-- DATA FOR THIS TASK start --

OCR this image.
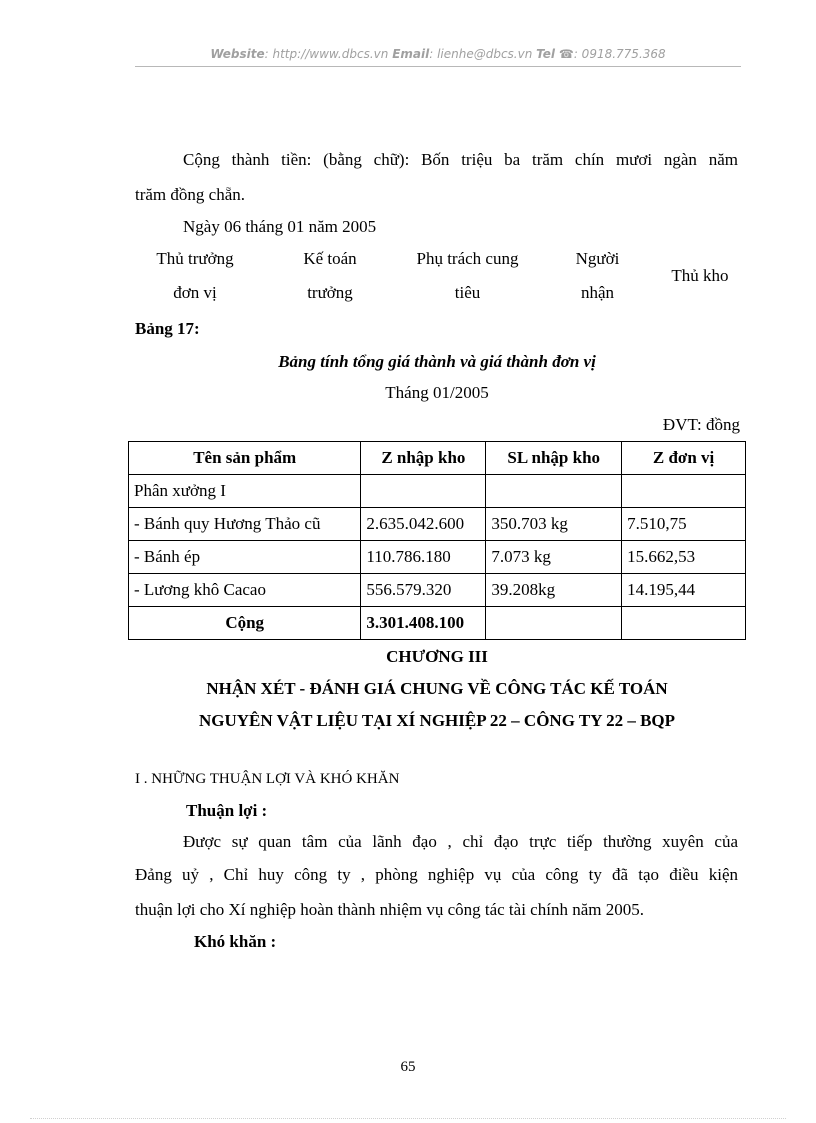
Website: http://www.dbcs.vn Email: lienhe@dbcs.vn Tel ☎: 0918.775.368
Cộng thành tiền: (bằng chữ): Bốn triệu ba trăm chín mươi ngàn năm
trăm đồng chẵn.
Ngày 06 tháng 01 năm 2005
Thủ trưởng
đơn vị
Kế toán
trưởng
Phụ trách cung
tiêu
Người
nhận
Thủ kho
Bảng 17:
Bảng tính tổng giá thành và giá thành đơn vị
Tháng 01/2005
ĐVT: đồng
Tên sản phẩm	Z nhập kho	SL nhập kho	Z đơn vị
Phân xưởng I			
- Bánh quy Hương Thảo cũ	2.635.042.600	350.703 kg	7.510,75
- Bánh ép	110.786.180	7.073 kg	15.662,53
- Lương khô Cacao	556.579.320	39.208kg	14.195,44
Cộng	3.301.408.100		
CHƯƠNG III
NHẬN XÉT - ĐÁNH GIÁ CHUNG VỀ CÔNG TÁC KẾ TOÁN
NGUYÊN VẬT LIỆU TẠI XÍ NGHIỆP 22 – CÔNG TY 22 – BQP
I . NHỮNG THUẬN LỢI VÀ KHÓ KHĂN
Thuận lợi :
Được sự quan tâm của lãnh đạo , chỉ đạo trực tiếp thường xuyên của
Đảng uỷ , Chỉ huy công ty , phòng nghiệp vụ của công ty đã tạo điều kiện
thuận lợi cho Xí nghiệp hoàn thành nhiệm vụ công tác tài chính năm 2005.
Khó khăn :
65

-- DATA FOR THIS TASK end --

#### AIM:
Transcribe the full listing above exactly as it stands, minus the pictures.

#### TASK RESULT:
OCR this image.
Website: http://www.dbcs.vn Email: lienhe@dbcs.vn Tel ☎: 0918.775.368
Cộng thành tiền: (bằng chữ): Bốn triệu ba trăm chín mươi ngàn năm
trăm đồng chẵn.
Ngày 06 tháng 01 năm 2005
Thủ trưởng
đơn vị
Kế toán
trưởng
Phụ trách cung
tiêu
Người
nhận
Thủ kho
Bảng 17:
Bảng tính tổng giá thành và giá thành đơn vị
Tháng 01/2005
ĐVT: đồng
Tên sản phẩm	Z nhập kho	SL nhập kho	Z đơn vị
Phân xưởng I			
- Bánh quy Hương Thảo cũ	2.635.042.600	350.703 kg	7.510,75
- Bánh ép	110.786.180	7.073 kg	15.662,53
- Lương khô Cacao	556.579.320	39.208kg	14.195,44
Cộng	3.301.408.100		
CHƯƠNG III
NHẬN XÉT - ĐÁNH GIÁ CHUNG VỀ CÔNG TÁC KẾ TOÁN
NGUYÊN VẬT LIỆU TẠI XÍ NGHIỆP 22 – CÔNG TY 22 – BQP
I . NHỮNG THUẬN LỢI VÀ KHÓ KHĂN
Thuận lợi :
Được sự quan tâm của lãnh đạo , chỉ đạo trực tiếp thường xuyên của
Đảng uỷ , Chỉ huy công ty , phòng nghiệp vụ của công ty đã tạo điều kiện
thuận lợi cho Xí nghiệp hoàn thành nhiệm vụ công tác tài chính năm 2005.
Khó khăn :
65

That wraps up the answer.